_EXERCISE GOAL:_ Present each line of the entries below that holds the word "plus".

* Begin DATA TO USE *

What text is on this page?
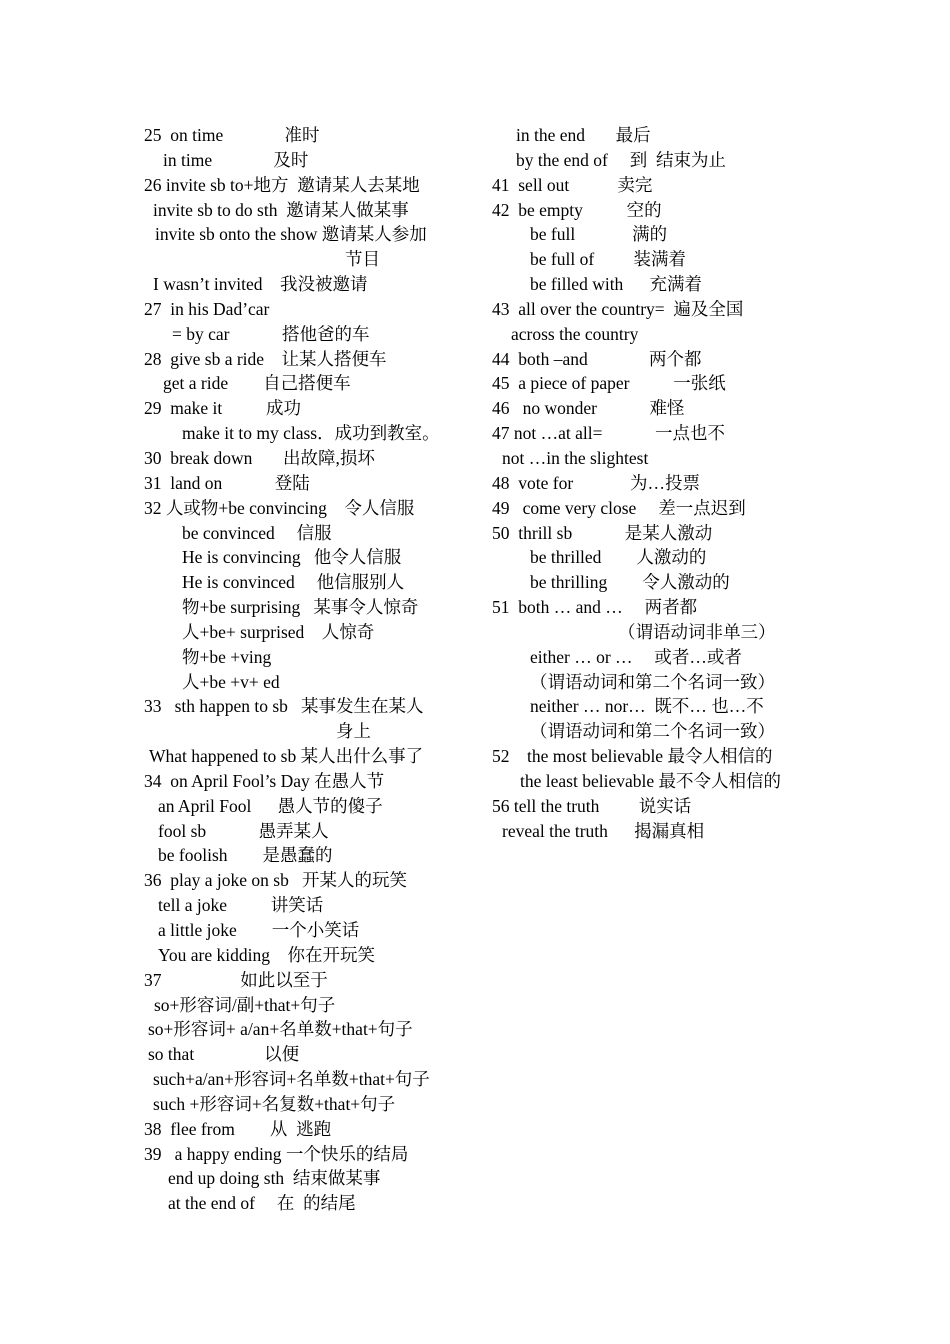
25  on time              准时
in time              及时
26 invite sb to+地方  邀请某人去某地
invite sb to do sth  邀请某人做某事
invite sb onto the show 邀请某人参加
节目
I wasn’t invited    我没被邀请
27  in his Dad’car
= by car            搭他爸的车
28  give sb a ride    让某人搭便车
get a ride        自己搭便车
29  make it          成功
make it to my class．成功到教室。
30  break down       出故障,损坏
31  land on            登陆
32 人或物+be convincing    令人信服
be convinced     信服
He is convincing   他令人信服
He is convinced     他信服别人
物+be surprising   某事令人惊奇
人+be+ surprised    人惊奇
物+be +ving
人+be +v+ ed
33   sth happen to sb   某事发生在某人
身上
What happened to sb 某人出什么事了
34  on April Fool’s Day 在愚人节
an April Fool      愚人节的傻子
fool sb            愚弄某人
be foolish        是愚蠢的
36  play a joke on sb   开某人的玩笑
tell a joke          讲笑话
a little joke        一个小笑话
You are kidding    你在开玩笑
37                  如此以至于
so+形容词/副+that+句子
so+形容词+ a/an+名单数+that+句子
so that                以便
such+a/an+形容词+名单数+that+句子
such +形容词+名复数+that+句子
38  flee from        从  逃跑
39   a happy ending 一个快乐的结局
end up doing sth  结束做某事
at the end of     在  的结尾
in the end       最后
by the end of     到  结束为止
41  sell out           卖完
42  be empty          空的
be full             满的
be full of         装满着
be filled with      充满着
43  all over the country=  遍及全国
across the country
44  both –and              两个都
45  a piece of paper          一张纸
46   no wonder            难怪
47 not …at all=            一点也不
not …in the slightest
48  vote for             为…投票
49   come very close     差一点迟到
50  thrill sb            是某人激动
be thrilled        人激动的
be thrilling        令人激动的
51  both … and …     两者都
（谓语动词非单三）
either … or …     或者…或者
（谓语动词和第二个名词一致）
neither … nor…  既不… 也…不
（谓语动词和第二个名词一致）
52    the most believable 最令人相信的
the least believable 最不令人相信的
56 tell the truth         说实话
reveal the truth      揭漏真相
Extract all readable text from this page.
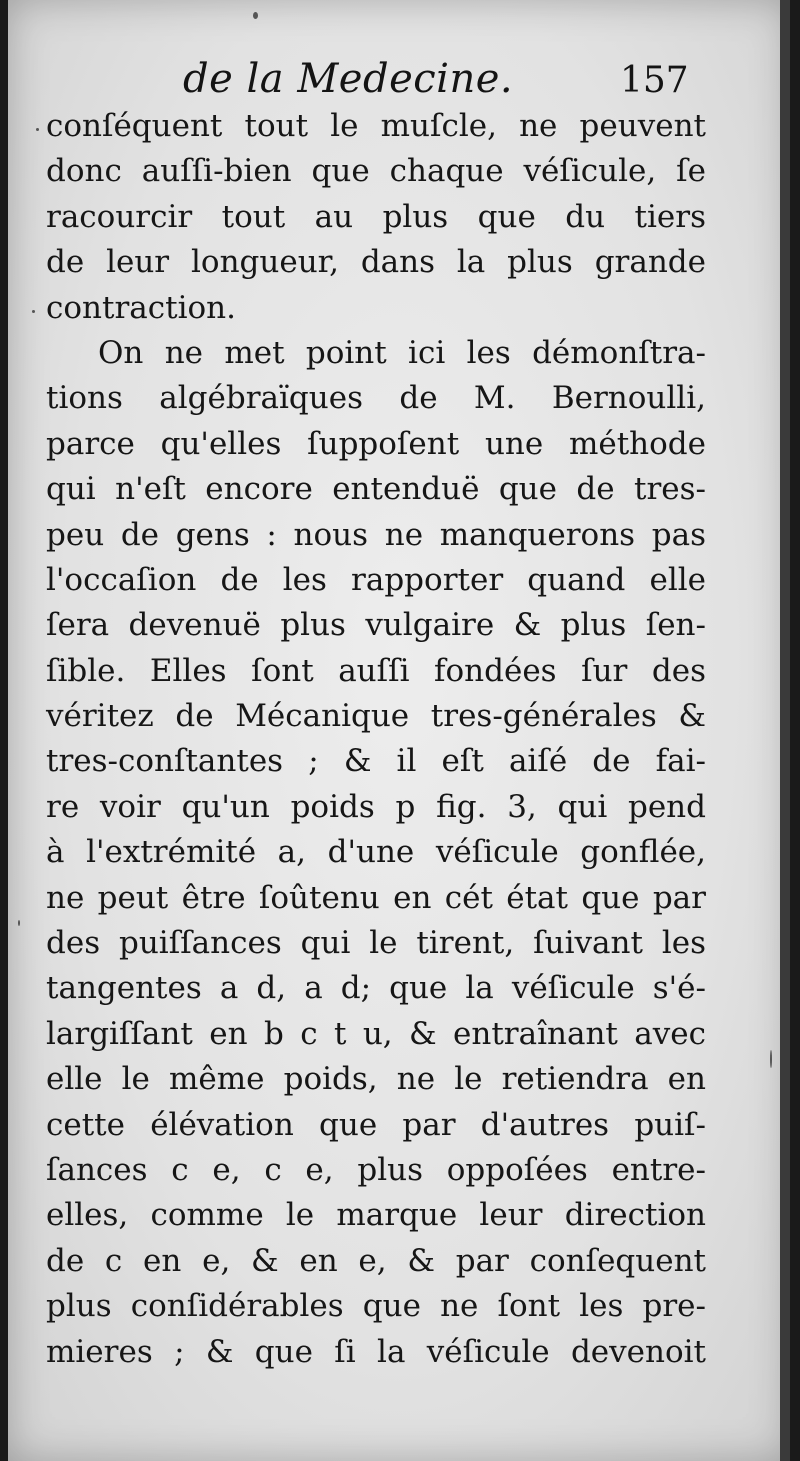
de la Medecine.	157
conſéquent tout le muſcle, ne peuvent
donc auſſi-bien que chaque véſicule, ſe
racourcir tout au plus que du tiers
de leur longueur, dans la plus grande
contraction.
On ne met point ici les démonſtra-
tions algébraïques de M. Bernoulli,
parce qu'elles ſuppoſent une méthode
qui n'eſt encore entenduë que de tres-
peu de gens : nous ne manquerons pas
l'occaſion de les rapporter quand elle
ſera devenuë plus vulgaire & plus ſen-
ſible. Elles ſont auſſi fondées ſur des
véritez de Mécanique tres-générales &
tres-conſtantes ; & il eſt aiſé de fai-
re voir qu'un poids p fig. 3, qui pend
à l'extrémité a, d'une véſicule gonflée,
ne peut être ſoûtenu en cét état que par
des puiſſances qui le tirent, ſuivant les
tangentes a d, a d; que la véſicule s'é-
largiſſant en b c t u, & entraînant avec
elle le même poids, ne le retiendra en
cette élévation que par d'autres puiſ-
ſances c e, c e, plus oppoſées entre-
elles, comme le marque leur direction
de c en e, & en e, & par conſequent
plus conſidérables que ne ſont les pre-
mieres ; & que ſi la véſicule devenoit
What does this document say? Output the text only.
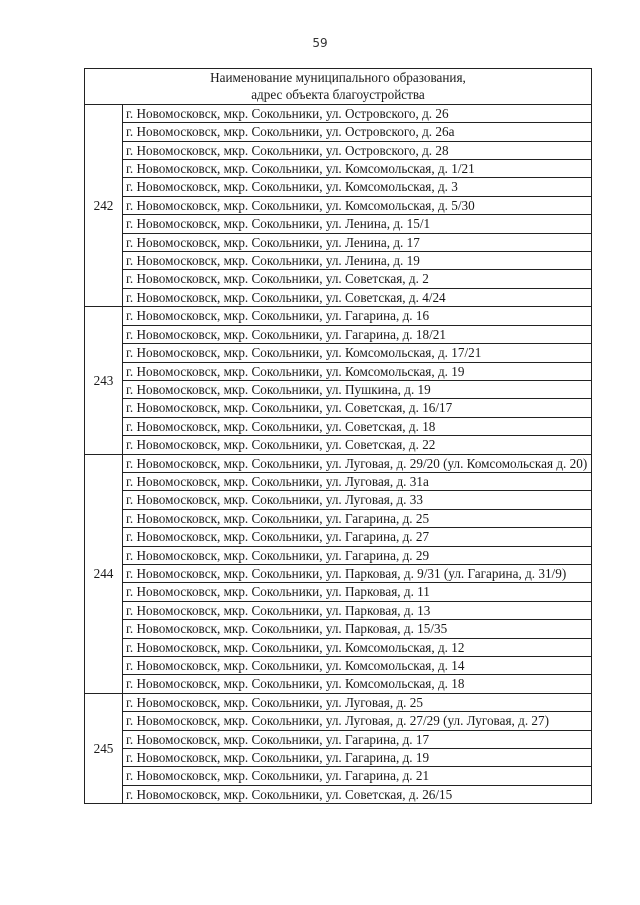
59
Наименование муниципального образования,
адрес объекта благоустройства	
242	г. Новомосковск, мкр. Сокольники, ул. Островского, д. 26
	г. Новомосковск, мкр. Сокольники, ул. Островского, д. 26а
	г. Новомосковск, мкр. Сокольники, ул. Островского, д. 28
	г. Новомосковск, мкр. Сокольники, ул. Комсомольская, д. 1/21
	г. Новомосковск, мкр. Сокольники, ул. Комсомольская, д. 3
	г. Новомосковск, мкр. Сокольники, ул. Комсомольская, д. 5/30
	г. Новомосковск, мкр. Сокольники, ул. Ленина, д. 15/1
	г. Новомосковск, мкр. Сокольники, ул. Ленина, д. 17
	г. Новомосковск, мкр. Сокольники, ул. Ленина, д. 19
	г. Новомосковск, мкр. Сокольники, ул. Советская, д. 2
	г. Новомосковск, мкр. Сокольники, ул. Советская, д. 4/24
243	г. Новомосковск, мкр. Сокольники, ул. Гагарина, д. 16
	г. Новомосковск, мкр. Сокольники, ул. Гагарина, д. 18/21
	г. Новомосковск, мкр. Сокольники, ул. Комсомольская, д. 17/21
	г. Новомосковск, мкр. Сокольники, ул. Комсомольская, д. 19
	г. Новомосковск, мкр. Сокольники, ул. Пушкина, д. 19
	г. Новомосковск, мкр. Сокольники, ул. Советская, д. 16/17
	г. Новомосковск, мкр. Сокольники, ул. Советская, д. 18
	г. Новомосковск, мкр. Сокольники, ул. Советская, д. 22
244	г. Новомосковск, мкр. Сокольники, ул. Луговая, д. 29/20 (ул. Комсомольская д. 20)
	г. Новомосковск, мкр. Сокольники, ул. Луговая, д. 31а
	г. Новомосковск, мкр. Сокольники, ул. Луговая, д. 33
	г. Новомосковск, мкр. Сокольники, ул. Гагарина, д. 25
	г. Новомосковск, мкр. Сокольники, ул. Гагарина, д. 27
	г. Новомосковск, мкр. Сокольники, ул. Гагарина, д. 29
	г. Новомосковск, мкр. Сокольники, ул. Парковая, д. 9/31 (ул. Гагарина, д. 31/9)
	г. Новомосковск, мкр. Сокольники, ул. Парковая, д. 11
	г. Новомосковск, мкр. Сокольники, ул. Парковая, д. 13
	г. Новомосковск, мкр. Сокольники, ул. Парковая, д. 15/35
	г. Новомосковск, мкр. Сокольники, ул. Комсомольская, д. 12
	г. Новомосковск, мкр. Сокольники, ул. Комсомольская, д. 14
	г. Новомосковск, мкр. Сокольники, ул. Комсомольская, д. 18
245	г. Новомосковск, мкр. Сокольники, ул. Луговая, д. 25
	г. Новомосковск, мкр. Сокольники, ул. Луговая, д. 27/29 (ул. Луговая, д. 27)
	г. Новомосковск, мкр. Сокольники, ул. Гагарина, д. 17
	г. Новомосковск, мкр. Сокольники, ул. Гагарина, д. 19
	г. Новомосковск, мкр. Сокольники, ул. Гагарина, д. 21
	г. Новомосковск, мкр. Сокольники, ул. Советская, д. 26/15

* End DATA TO USE *

_RESPONSE TO THE TASK:_
racourcir tout au plus que du tiers
de leur longueur, dans la plus grande
ſera devenuë plus vulgaire & plus ſen-
ſances c e, c e, plus oppoſées entre-
plus conſidérables que ne ſont les pre-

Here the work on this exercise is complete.